# Goal
Copy each line below in which the string "right" occurs.

— begin Recorded information —

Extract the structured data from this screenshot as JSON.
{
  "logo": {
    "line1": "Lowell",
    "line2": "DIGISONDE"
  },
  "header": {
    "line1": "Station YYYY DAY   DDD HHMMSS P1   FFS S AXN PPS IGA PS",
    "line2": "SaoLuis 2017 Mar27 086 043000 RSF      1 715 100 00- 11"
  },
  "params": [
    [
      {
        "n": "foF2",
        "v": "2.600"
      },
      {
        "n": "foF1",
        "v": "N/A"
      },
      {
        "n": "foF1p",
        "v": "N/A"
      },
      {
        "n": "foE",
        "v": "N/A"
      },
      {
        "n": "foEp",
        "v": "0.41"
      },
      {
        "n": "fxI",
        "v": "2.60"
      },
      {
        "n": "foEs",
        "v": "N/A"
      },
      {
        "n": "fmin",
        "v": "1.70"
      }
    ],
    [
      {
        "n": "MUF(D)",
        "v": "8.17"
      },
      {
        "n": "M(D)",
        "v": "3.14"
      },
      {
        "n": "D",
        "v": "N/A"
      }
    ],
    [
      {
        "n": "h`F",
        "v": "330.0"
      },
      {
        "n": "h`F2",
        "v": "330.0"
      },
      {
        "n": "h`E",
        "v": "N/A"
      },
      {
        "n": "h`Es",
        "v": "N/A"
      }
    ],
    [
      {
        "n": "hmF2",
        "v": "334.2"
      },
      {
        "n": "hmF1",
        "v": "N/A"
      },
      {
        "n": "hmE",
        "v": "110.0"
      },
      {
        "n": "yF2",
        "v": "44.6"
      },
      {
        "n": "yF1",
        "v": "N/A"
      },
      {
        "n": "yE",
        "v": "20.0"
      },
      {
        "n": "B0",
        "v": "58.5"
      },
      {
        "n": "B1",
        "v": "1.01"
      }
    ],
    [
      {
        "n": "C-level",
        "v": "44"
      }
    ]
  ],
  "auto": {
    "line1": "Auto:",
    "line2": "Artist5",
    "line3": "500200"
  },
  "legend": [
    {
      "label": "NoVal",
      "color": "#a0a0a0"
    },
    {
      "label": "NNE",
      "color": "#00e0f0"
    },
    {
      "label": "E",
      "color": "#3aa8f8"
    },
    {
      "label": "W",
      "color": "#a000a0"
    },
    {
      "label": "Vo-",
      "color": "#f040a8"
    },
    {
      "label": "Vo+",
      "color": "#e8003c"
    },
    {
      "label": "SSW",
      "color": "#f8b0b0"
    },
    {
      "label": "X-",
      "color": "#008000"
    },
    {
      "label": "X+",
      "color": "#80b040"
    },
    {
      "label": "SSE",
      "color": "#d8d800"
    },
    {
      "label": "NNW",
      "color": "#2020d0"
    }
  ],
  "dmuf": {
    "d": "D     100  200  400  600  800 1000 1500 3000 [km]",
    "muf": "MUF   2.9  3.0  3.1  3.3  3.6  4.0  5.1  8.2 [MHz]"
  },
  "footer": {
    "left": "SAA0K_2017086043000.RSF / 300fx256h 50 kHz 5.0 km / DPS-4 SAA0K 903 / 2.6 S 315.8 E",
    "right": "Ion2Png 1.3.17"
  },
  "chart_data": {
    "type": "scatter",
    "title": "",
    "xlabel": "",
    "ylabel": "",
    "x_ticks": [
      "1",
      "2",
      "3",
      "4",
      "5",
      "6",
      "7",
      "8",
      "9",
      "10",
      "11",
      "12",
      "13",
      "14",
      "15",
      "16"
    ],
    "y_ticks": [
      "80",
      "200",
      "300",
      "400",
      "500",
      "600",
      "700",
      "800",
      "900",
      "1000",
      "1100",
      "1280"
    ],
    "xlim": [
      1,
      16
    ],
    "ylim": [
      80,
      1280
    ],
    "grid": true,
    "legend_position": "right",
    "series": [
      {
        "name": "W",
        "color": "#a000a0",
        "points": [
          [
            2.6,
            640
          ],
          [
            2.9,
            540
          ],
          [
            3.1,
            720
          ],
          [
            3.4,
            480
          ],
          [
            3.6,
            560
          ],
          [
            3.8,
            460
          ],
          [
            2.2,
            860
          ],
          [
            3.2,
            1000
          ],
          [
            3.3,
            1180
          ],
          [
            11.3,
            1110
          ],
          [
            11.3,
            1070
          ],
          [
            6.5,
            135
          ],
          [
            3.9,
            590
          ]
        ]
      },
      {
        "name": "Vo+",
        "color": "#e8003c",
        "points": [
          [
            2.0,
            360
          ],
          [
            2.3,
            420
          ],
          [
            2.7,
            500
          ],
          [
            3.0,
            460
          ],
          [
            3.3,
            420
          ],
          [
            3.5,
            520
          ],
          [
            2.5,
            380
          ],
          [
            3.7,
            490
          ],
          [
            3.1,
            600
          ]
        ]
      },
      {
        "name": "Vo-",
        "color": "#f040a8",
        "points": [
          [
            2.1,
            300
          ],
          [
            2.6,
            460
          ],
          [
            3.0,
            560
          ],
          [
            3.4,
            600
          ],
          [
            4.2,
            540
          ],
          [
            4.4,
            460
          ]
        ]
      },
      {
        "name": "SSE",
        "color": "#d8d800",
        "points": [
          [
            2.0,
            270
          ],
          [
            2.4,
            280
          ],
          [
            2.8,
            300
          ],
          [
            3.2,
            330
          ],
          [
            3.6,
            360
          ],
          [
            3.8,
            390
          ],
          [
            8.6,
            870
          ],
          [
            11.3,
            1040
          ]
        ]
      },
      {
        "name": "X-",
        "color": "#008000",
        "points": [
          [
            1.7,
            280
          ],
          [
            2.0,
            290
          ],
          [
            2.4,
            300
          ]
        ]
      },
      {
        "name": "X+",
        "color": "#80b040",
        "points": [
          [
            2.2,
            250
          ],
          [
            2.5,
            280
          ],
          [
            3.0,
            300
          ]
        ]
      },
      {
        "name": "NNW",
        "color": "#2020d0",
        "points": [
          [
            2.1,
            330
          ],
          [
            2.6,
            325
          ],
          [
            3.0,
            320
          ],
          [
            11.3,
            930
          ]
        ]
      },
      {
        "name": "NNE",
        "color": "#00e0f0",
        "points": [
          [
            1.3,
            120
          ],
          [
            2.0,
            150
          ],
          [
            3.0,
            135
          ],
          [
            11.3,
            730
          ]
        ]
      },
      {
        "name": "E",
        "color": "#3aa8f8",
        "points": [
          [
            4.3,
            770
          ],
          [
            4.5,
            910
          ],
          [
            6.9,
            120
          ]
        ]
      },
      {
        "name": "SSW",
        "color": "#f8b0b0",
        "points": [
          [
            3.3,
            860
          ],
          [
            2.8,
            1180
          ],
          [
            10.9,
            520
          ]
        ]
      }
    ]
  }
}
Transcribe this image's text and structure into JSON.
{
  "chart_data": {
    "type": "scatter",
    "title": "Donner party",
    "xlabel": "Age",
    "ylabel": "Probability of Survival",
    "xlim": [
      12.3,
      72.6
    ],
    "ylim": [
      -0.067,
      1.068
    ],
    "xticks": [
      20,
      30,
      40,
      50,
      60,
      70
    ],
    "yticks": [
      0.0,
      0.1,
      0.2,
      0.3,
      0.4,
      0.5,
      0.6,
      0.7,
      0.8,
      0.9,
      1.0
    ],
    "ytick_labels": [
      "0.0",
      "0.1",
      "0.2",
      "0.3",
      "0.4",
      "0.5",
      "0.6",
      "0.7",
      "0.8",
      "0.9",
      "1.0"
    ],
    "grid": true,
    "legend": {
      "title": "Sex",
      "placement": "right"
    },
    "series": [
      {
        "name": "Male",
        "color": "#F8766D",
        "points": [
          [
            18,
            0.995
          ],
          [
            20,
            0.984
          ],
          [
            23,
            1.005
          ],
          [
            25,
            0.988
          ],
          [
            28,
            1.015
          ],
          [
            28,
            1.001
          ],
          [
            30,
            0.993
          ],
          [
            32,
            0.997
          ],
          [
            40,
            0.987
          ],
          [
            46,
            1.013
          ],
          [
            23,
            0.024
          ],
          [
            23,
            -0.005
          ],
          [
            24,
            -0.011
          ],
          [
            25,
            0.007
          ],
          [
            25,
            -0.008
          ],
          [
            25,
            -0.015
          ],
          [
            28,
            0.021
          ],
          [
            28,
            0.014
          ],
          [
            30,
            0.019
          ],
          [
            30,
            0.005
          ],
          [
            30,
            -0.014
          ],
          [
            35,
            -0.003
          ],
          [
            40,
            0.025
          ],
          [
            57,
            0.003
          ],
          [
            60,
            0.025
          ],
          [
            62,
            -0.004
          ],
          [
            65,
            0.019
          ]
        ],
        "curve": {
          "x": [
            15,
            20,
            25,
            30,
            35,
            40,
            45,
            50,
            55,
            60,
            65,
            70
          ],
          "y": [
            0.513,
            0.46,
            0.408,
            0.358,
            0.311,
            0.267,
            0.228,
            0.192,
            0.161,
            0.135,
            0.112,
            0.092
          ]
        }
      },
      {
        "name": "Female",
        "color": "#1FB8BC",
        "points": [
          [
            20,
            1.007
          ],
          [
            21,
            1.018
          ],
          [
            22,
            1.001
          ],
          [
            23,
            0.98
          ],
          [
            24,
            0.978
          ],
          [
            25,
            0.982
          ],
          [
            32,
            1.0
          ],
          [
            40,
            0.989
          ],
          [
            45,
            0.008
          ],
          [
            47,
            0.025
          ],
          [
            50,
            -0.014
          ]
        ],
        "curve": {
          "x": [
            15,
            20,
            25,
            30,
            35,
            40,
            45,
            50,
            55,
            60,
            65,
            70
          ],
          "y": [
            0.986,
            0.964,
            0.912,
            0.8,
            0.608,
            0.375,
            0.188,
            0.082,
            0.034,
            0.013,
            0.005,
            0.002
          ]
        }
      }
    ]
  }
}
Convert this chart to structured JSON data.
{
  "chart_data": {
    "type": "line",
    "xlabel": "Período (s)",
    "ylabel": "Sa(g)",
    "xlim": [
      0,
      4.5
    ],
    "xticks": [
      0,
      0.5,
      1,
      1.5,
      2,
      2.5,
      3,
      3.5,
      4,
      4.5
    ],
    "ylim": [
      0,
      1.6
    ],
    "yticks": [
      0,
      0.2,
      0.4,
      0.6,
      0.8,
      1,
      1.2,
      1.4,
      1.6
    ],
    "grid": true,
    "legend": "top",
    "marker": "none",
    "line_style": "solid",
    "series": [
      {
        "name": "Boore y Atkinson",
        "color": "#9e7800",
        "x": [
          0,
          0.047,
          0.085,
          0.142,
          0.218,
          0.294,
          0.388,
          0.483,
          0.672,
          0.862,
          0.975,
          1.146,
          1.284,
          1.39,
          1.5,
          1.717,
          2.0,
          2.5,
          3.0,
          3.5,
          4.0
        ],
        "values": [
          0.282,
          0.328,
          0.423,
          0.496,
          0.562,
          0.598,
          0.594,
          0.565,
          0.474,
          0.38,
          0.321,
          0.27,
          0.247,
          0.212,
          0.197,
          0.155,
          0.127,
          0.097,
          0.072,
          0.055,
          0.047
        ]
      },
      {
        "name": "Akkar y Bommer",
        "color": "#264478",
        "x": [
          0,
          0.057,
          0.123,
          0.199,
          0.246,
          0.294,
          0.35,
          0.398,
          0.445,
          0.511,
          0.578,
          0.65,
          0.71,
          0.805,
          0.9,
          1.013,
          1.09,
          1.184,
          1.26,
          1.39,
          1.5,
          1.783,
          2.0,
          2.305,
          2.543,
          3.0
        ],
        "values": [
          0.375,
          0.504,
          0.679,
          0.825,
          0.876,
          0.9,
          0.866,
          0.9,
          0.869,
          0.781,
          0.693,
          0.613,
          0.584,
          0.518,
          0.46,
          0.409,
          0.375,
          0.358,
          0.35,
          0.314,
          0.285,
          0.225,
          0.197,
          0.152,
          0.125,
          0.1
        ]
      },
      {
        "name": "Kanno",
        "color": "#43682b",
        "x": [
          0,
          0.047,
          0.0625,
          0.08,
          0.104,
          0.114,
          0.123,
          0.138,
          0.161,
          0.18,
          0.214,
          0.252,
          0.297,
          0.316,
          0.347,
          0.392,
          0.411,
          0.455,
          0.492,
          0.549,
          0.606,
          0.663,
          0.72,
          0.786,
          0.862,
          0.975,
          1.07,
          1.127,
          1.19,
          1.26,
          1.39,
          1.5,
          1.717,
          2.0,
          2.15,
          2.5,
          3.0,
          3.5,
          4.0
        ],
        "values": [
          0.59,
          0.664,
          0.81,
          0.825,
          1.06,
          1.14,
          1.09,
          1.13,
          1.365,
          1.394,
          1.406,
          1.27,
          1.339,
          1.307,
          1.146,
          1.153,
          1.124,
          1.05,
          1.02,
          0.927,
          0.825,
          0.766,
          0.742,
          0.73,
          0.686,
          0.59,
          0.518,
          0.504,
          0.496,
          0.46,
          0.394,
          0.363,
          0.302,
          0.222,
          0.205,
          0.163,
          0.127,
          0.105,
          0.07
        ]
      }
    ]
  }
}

— end Recorded information —

# Solution for this task
    "right": "Ion2Png 1.3.17"
    "legend_position": "right",
      "placement": "right"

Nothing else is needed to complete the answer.